> Source data
|---|

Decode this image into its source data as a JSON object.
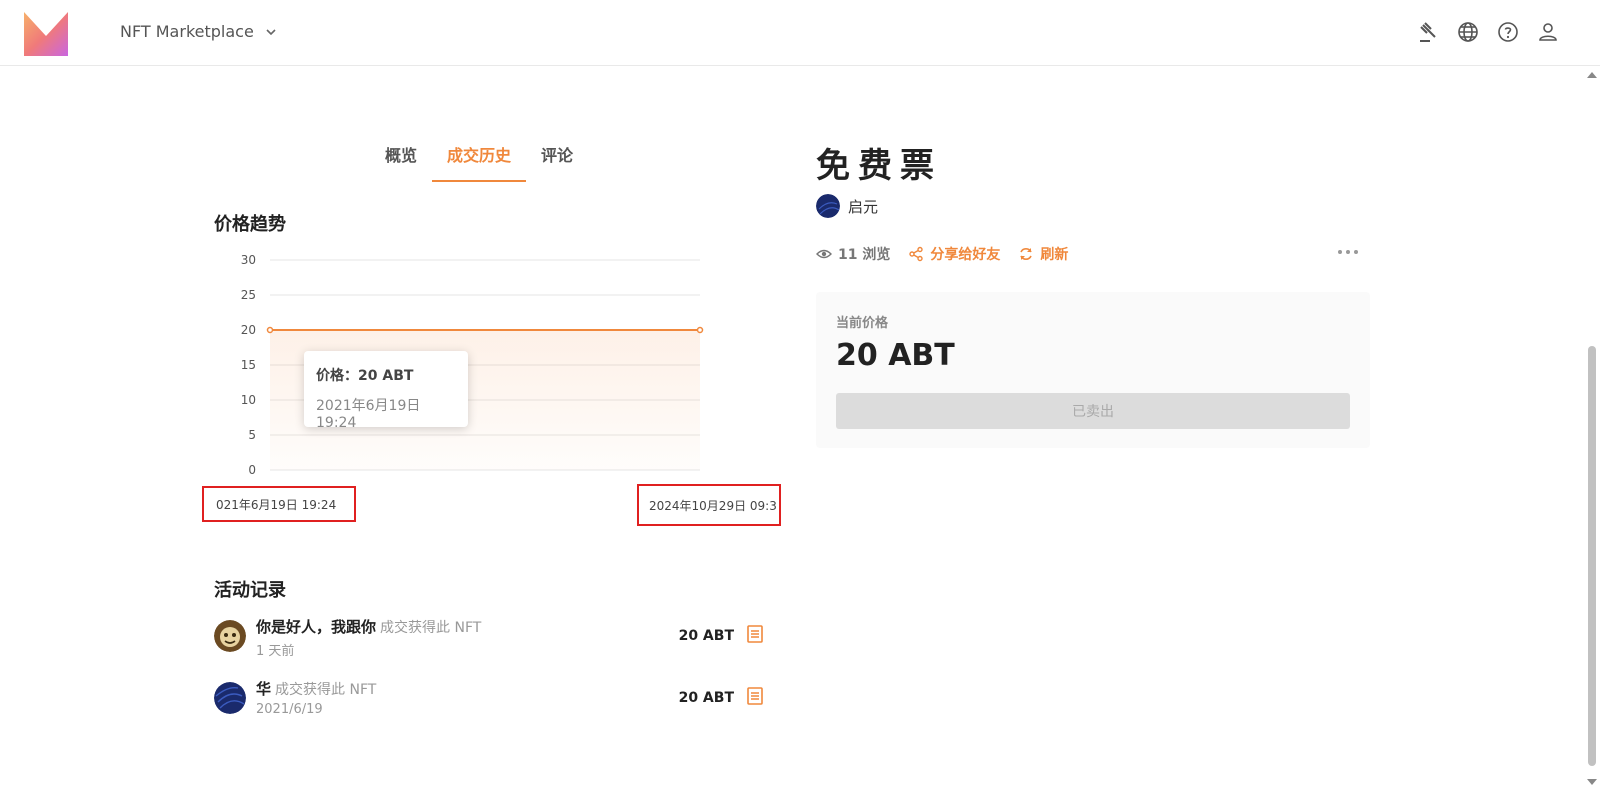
{
  "header": {
    "app_name": "NFT Marketplace",
    "icons": [
      "gavel-icon",
      "globe-icon",
      "help-icon",
      "user-icon"
    ]
  },
  "tabs": [
    {
      "label": "概览",
      "active": false
    },
    {
      "label": "成交历史",
      "active": true
    },
    {
      "label": "评论",
      "active": false
    }
  ],
  "price_trend": {
    "title": "价格趋势",
    "tooltip": {
      "price": "价格：20 ABT",
      "date": "2021年6月19日 19:24"
    },
    "x_start_label": "021年6月19日 19:24",
    "x_end_label": "2024年10月29日 09:3"
  },
  "chart_data": {
    "type": "area",
    "title": "价格趋势",
    "x": [
      "2021年6月19日 19:24",
      "2024年10月29日 09:3"
    ],
    "series": [
      {
        "values": [
          20,
          20
        ]
      }
    ],
    "yticks": [
      0,
      5,
      10,
      15,
      20,
      25,
      30
    ],
    "ylim": [
      0,
      30
    ],
    "grid": true,
    "color": "#f0883c"
  },
  "activity": {
    "title": "活动记录",
    "items": [
      {
        "name": "你是好人，我跟你",
        "desc": "成交获得此 NFT",
        "time": "1 天前",
        "price": "20 ABT"
      },
      {
        "name": "华",
        "desc": "成交获得此 NFT",
        "time": "2021/6/19",
        "price": "20 ABT"
      }
    ]
  },
  "nft": {
    "title": "免费票",
    "creator": "启元",
    "views": "11 浏览",
    "share": "分享给好友",
    "refresh": "刷新"
  },
  "price_card": {
    "label": "当前价格",
    "value": "20 ABT",
    "button": "已卖出"
  },
  "colors": {
    "accent": "#f0883c",
    "highlight_box": "#e02020"
  }
}
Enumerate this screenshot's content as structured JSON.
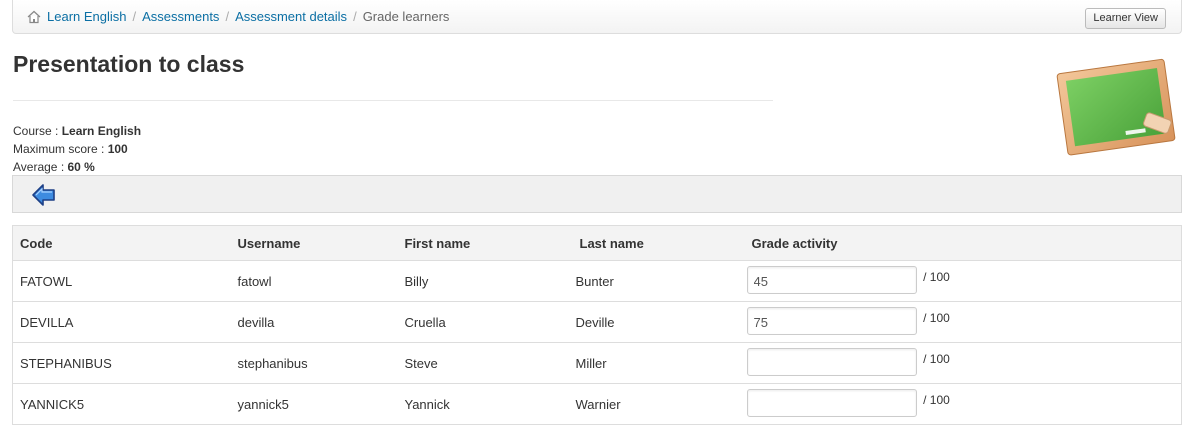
{
  "breadcrumb": {
    "items": [
      {
        "label": "Learn English"
      },
      {
        "label": "Assessments"
      },
      {
        "label": "Assessment details"
      }
    ],
    "current": "Grade learners",
    "separator": "/"
  },
  "header": {
    "learner_view_label": "Learner View",
    "title": "Presentation to class"
  },
  "info": {
    "course_label": "Course : ",
    "course_value": "Learn English",
    "max_label": "Maximum score : ",
    "max_value": "100",
    "avg_label": "Average : ",
    "avg_value": "60 %"
  },
  "table": {
    "headers": {
      "code": "Code",
      "username": "Username",
      "first_name": "First name",
      "last_name": "Last name",
      "grade": "Grade activity"
    },
    "rows": [
      {
        "code": "FATOWL",
        "username": "fatowl",
        "first_name": "Billy",
        "last_name": "Bunter",
        "grade": "45",
        "max": "/ 100"
      },
      {
        "code": "DEVILLA",
        "username": "devilla",
        "first_name": "Cruella",
        "last_name": "Deville",
        "grade": "75",
        "max": "/ 100"
      },
      {
        "code": "STEPHANIBUS",
        "username": "stephanibus",
        "first_name": "Steve",
        "last_name": "Miller",
        "grade": "",
        "max": "/ 100"
      },
      {
        "code": "YANNICK5",
        "username": "yannick5",
        "first_name": "Yannick",
        "last_name": "Warnier",
        "grade": "",
        "max": "/ 100"
      }
    ]
  },
  "icons": {
    "home": "home-icon",
    "back": "back-arrow-icon",
    "board": "chalkboard-icon"
  },
  "colors": {
    "link": "#0b6fa4",
    "board_green": "#5fb548",
    "arrow_blue": "#2f7fd8"
  }
}
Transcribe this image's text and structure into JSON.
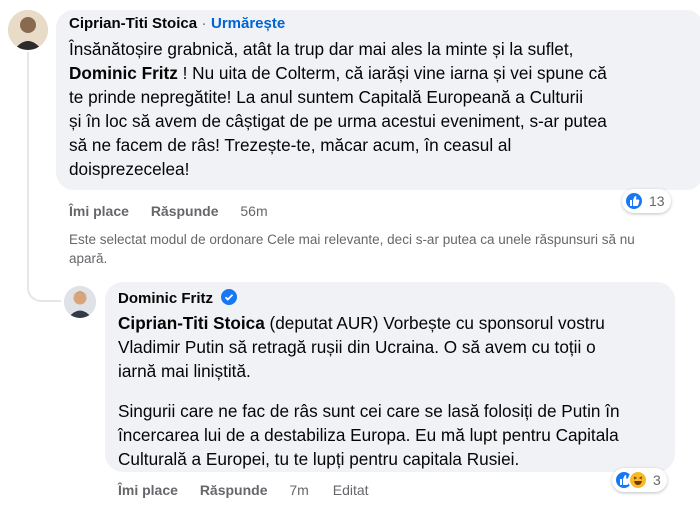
{
  "comment": {
    "author": "Ciprian-Titi Stoica",
    "separator": "·",
    "follow_label": "Urmărește",
    "lines_start": "Însănătoșire grabnică, atât la trup dar mai ales la minte și la suflet,",
    "mention": "Dominic Fritz",
    "lines_after_mention": " ! Nu uita de Colterm, că iarăși vine iarna și vei spune că",
    "line3": "te prinde nepregătite! La anul suntem Capitală Europeană a Culturii",
    "line4": "și în loc să avem de câștigat de pe urma acestui eveniment, s-ar putea",
    "line5": "să ne facem de râs! Trezește-te, măcar acum, în ceasul al",
    "line6": "doisprezecelea!",
    "like_label": "Îmi place",
    "reply_label": "Răspunde",
    "time": "56m",
    "reaction_count": "13"
  },
  "notice": {
    "line1": "Este selectat modul de ordonare Cele mai relevante, deci s-ar putea ca unele răspunsuri să nu",
    "line2": "apară."
  },
  "reply": {
    "author": "Dominic Fritz",
    "mention": "Ciprian-Titi Stoica",
    "p1_after_mention": " (deputat AUR) Vorbește cu sponsorul vostru",
    "p1_line2": "Vladimir Putin să retragă rușii din Ucraina. O să avem cu toții o",
    "p1_line3": "iarnă mai liniștită.",
    "p2_line1": "Singurii care ne fac de râs sunt cei care se lasă folosiți de Putin în",
    "p2_line2": "încercarea lui de a destabiliza Europa. Eu mă lupt pentru Capitala",
    "p2_line3": "Culturală a Europei, tu te lupți pentru capitala Rusiei.",
    "like_label": "Îmi place",
    "reply_label": "Răspunde",
    "time": "7m",
    "edited_label": "Editat",
    "reaction_count": "3"
  },
  "colors": {
    "accent": "#1877f2",
    "bubble": "#f0f2f5",
    "link": "#0064d1",
    "muted": "#65676b"
  },
  "icons": [
    "profile-avatar",
    "verified-badge-icon",
    "like-reaction-icon",
    "haha-reaction-icon"
  ]
}
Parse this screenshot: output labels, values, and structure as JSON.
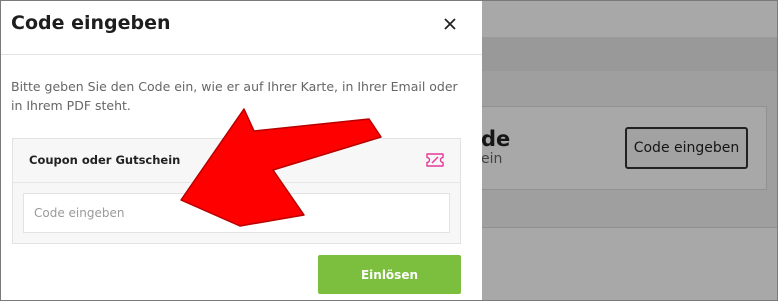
{
  "background": {
    "card_title": "de",
    "card_subtitle": "ein",
    "enter_code_button": "Code eingeben"
  },
  "modal": {
    "title": "Code eingeben",
    "close_icon": "close-icon",
    "instruction": "Bitte geben Sie den Code ein, wie er auf Ihrer Karte, in Ihrer Email oder in Ihrem PDF steht.",
    "coupon_label": "Coupon oder Gutschein",
    "coupon_icon": "ticket-icon",
    "input_placeholder": "Code eingeben",
    "input_value": "",
    "redeem_button": "Einlösen"
  },
  "annotation": {
    "arrow_color": "#ff0000"
  },
  "colors": {
    "accent_green": "#7cbf3f",
    "icon_pink": "#e6399b"
  }
}
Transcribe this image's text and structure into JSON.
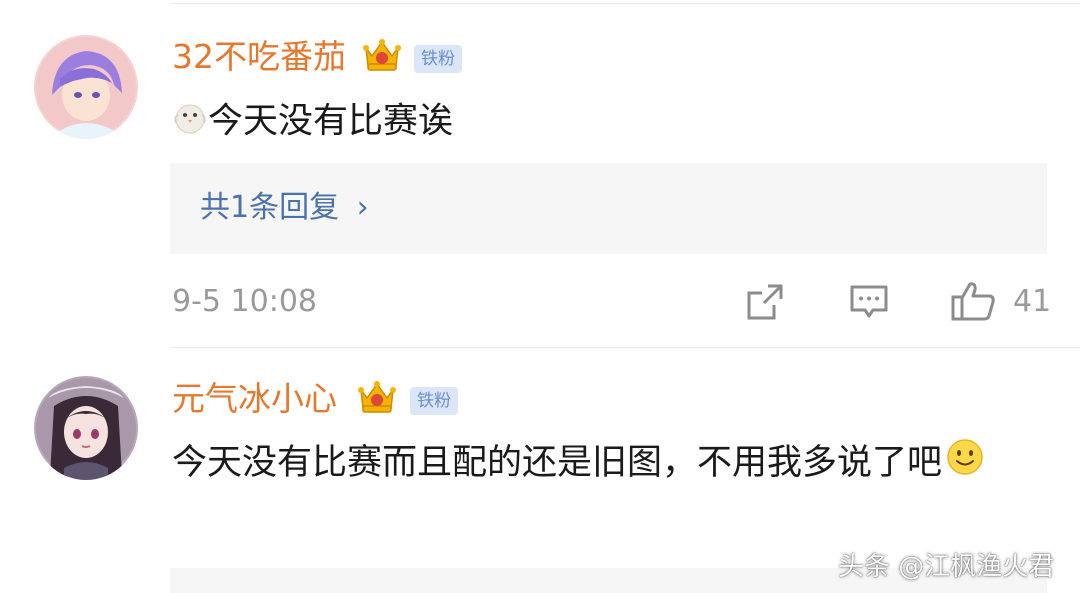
{
  "comments": [
    {
      "username": "32不吃番茄",
      "badge": "铁粉",
      "text": "今天没有比赛诶",
      "reply_summary": "共1条回复",
      "reply_chevron": "›",
      "timestamp": "9-5 10:08",
      "like_count": "41",
      "inline_icon": "bird-emoji-icon"
    },
    {
      "username": "元气冰小心",
      "badge": "铁粉",
      "text": "今天没有比赛而且配的还是旧图，不用我多说了吧",
      "inline_icon": "smile-emoji-icon"
    }
  ],
  "watermark": "头条 @江枫渔火君",
  "colors": {
    "username": "#e8772e",
    "badge_bg": "#dbe6f8",
    "badge_text": "#6a8fd6",
    "reply_link": "#4a72ad",
    "meta_text": "#9a9a9a",
    "reply_box_bg": "#f6f6f6"
  },
  "icons": [
    "crown-icon",
    "share-icon",
    "comment-icon",
    "thumbs-up-icon"
  ]
}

|---|

> Exercise
Copy all lines of the material above where the string "JSON" occurs.

> Answer below
Decode this image into its source data as a JSON object.
Enumerate this screenshot's content as structured JSON.
Transcribe this image's text and structure into JSON.
Parse this screenshot: output labels, values, and structure as JSON.
Transcribe this image's text and structure into JSON.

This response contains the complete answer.